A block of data
.....

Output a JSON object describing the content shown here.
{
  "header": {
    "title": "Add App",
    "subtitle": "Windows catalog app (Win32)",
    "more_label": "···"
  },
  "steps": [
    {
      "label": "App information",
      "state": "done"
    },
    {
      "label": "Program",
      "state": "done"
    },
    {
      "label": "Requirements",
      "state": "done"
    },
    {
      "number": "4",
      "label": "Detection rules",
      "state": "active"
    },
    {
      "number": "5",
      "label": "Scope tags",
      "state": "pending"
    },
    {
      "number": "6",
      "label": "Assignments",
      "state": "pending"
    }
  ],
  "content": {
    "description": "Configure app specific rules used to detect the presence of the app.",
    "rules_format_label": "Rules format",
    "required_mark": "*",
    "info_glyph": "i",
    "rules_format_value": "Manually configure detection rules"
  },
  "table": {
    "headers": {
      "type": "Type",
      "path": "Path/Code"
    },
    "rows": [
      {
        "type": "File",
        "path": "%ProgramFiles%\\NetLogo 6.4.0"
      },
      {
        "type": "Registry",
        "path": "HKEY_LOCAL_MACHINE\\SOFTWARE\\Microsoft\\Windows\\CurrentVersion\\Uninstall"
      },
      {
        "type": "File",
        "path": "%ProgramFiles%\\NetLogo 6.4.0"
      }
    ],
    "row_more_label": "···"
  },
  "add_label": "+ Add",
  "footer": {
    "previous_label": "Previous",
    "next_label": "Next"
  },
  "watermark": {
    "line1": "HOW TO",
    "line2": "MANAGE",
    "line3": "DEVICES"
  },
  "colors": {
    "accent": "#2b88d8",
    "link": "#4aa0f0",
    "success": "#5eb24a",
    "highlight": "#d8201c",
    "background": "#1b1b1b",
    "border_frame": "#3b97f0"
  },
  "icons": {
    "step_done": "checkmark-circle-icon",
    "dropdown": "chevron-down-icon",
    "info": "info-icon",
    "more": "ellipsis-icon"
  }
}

.....

WHAT IS REQUIRED:
Repeat the data verbatim.

CORRECT OUTPUT:
Output a JSON object describing the content shown here.
{
  "header": {
    "title": "Add App",
    "subtitle": "Windows catalog app (Win32)",
    "more_label": "···"
  },
  "steps": [
    {
      "label": "App information",
      "state": "done"
    },
    {
      "label": "Program",
      "state": "done"
    },
    {
      "label": "Requirements",
      "state": "done"
    },
    {
      "number": "4",
      "label": "Detection rules",
      "state": "active"
    },
    {
      "number": "5",
      "label": "Scope tags",
      "state": "pending"
    },
    {
      "number": "6",
      "label": "Assignments",
      "state": "pending"
    }
  ],
  "content": {
    "description": "Configure app specific rules used to detect the presence of the app.",
    "rules_format_label": "Rules format",
    "required_mark": "*",
    "info_glyph": "i",
    "rules_format_value": "Manually configure detection rules"
  },
  "table": {
    "headers": {
      "type": "Type",
      "path": "Path/Code"
    },
    "rows": [
      {
        "type": "File",
        "path": "%ProgramFiles%\\NetLogo 6.4.0"
      },
      {
        "type": "Registry",
        "path": "HKEY_LOCAL_MACHINE\\SOFTWARE\\Microsoft\\Windows\\CurrentVersion\\Uninstall"
      },
      {
        "type": "File",
        "path": "%ProgramFiles%\\NetLogo 6.4.0"
      }
    ],
    "row_more_label": "···"
  },
  "add_label": "+ Add",
  "footer": {
    "previous_label": "Previous",
    "next_label": "Next"
  },
  "watermark": {
    "line1": "HOW TO",
    "line2": "MANAGE",
    "line3": "DEVICES"
  },
  "colors": {
    "accent": "#2b88d8",
    "link": "#4aa0f0",
    "success": "#5eb24a",
    "highlight": "#d8201c",
    "background": "#1b1b1b",
    "border_frame": "#3b97f0"
  },
  "icons": {
    "step_done": "checkmark-circle-icon",
    "dropdown": "chevron-down-icon",
    "info": "info-icon",
    "more": "ellipsis-icon"
  }
}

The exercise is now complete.